» **Working data**:
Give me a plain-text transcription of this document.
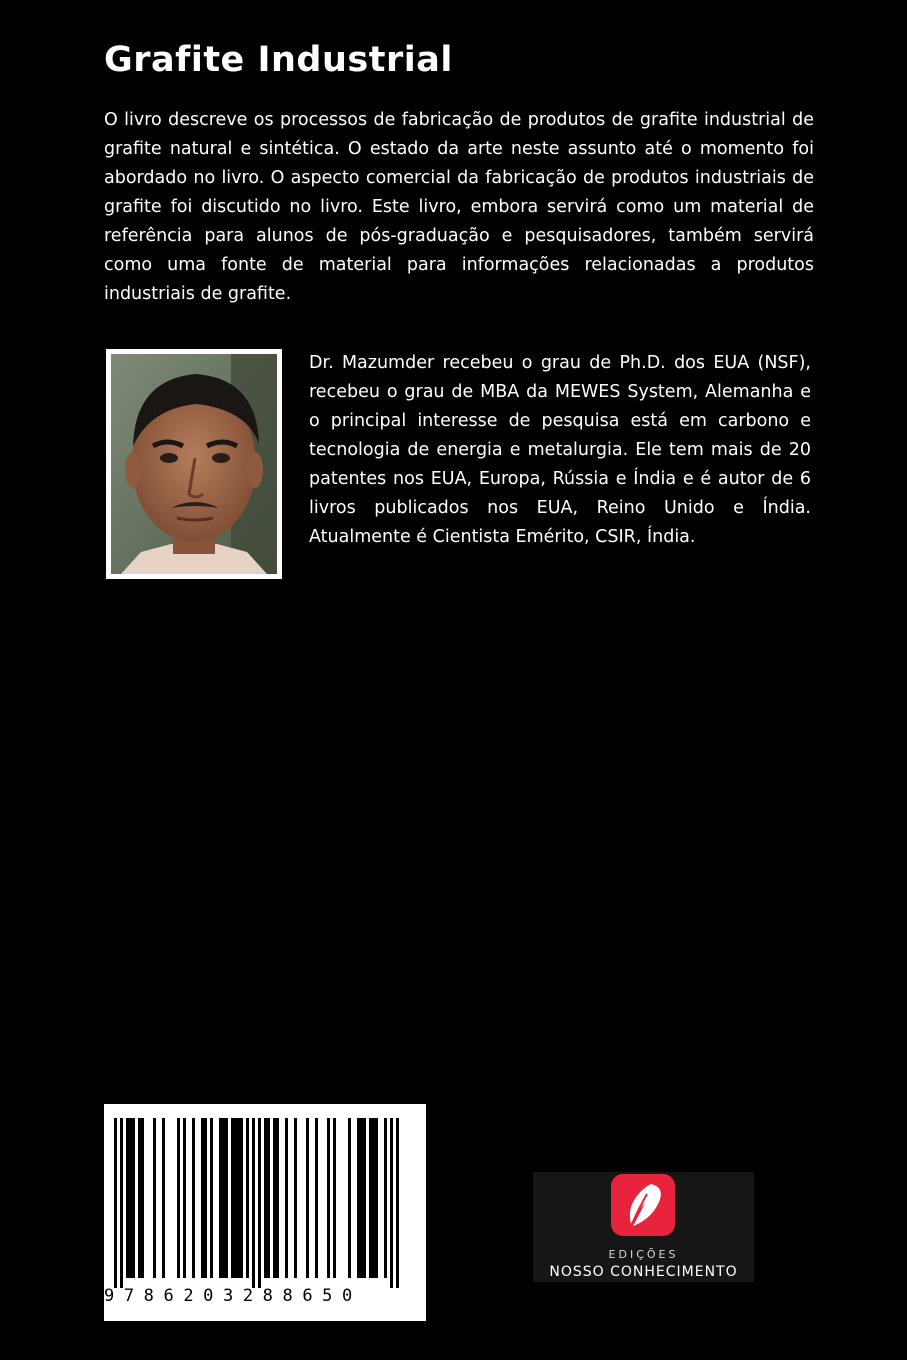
Grafite Industrial

O livro descreve os processos de fabricação de produtos de grafite industrial de grafite natural e sintética. O estado da arte neste assunto até o momento foi abordado no livro. O aspecto comercial da fabricação de produtos industriais de grafite foi discutido no livro. Este livro, embora servirá como um material de referência para alunos de pós-graduação e pesquisadores, também servirá como uma fonte de material para informações relacionadas a produtos industriais de grafite.

Dr. Mazumder recebeu o grau de Ph.D. dos EUA (NSF), recebeu o grau de MBA da MEWES System, Alemanha e o principal interesse de pesquisa está em carbono e tecnologia de energia e metalurgia. Ele tem mais de 20 patentes nos EUA, Europa, Rússia e Índia e é autor de 6 livros publicados nos EUA, Reino Unido e Índia. Atualmente é Cientista Emérito, CSIR, Índia.

9786203288650
EDIÇÕES
NOSSO CONHECIMENTO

» **Job**:
Exact duplication of all the records is required; pictures are omitted from the copy.

» **Task result**:
Give me a plain-text transcription of this document.
Grafite Industrial

O livro descreve os processos de fabricação de produtos de grafite industrial de grafite natural e sintética. O estado da arte neste assunto até o momento foi abordado no livro. O aspecto comercial da fabricação de produtos industriais de grafite foi discutido no livro. Este livro, embora servirá como um material de referência para alunos de pós-graduação e pesquisadores, também servirá como uma fonte de material para informações relacionadas a produtos industriais de grafite.

Dr. Mazumder recebeu o grau de Ph.D. dos EUA (NSF), recebeu o grau de MBA da MEWES System, Alemanha e o principal interesse de pesquisa está em carbono e tecnologia de energia e metalurgia. Ele tem mais de 20 patentes nos EUA, Europa, Rússia e Índia e é autor de 6 livros publicados nos EUA, Reino Unido e Índia. Atualmente é Cientista Emérito, CSIR, Índia.

9786203288650
EDIÇÕES
NOSSO CONHECIMENTO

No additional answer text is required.